**STATED EXERCISE**
Work out how many lines of the records hold the string "моделирования", and reply with that number alone.

**DATA IN THIS EXERCISE**
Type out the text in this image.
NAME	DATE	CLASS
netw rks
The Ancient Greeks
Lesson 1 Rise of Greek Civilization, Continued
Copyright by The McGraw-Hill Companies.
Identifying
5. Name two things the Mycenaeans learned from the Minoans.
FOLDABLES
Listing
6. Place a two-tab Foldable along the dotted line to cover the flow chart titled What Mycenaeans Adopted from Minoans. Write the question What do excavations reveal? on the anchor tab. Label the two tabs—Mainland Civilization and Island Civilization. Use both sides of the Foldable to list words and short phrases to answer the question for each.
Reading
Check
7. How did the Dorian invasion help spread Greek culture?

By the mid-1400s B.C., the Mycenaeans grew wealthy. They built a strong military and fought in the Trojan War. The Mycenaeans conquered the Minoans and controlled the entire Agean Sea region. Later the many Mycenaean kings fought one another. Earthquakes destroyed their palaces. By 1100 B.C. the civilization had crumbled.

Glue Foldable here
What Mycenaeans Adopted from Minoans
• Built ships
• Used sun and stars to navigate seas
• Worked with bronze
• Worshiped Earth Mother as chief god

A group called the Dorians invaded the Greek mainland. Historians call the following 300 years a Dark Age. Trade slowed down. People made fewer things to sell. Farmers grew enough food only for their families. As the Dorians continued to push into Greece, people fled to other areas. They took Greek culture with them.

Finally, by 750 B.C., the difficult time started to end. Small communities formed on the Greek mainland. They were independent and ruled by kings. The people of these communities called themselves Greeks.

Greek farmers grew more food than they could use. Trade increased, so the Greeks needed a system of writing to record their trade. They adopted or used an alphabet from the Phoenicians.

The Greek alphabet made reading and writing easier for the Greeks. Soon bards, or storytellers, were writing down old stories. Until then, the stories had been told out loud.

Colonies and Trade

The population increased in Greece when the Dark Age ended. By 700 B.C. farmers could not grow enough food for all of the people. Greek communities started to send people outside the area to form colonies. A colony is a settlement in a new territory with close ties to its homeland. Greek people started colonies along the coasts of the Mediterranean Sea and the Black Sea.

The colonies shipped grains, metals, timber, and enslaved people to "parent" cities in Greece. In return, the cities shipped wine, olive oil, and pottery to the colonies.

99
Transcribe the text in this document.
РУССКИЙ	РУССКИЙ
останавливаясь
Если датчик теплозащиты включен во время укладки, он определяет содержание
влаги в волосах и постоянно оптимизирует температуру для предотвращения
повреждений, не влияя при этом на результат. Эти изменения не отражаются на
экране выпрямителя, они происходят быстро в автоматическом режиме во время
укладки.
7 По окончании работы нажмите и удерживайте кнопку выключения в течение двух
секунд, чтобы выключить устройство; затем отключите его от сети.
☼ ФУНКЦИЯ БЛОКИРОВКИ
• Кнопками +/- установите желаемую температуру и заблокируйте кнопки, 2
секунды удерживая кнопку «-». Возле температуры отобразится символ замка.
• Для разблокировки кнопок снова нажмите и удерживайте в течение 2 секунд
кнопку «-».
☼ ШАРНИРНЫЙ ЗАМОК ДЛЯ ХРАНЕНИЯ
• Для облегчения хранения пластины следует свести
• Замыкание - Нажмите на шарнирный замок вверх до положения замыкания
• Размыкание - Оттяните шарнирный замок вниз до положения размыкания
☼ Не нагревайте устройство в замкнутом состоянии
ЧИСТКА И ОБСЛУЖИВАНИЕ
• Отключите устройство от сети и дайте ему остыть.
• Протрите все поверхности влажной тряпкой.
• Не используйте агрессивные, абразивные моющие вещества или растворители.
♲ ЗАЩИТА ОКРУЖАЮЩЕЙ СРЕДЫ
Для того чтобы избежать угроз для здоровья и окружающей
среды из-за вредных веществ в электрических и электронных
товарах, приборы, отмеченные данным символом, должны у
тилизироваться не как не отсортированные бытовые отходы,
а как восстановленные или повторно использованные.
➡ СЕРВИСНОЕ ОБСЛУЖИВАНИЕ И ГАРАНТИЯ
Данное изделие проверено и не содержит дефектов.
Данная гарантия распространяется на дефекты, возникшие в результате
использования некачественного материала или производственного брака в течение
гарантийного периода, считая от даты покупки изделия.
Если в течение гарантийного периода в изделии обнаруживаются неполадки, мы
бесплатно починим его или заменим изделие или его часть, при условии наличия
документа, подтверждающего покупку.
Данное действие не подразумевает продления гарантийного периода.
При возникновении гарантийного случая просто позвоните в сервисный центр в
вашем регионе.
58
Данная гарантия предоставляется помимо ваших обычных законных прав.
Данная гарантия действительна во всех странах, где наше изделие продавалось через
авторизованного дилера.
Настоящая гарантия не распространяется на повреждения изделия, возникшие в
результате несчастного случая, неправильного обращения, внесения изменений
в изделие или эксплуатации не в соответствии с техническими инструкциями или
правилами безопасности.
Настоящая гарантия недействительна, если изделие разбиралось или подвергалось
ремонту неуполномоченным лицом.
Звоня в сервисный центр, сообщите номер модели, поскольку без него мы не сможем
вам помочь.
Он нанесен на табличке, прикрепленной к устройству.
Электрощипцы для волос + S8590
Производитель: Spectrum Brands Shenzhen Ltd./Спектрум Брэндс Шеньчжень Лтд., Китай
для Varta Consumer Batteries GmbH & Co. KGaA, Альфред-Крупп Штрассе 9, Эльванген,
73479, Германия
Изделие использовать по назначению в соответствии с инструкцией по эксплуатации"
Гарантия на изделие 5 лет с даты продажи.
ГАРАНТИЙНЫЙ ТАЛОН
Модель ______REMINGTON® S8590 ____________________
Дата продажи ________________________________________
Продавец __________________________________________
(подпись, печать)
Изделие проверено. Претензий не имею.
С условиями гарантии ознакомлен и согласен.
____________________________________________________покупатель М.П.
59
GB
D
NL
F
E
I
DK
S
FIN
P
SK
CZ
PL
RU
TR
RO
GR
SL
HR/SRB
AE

* * *

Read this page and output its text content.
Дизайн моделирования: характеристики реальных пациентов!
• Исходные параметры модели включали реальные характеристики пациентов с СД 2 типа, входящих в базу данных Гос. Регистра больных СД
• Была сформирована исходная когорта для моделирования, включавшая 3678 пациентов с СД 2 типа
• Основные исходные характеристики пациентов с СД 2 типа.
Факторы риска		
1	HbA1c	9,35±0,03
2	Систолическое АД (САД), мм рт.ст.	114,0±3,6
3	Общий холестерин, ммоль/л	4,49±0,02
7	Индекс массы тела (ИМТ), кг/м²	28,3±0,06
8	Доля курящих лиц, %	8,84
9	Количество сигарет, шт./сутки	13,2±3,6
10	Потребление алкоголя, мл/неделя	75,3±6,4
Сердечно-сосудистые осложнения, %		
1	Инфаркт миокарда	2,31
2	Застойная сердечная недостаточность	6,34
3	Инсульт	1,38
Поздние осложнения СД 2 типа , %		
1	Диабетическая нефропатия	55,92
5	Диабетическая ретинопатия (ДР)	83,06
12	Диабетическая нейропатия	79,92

**ANSWER FOR THIS EXERCISE**
2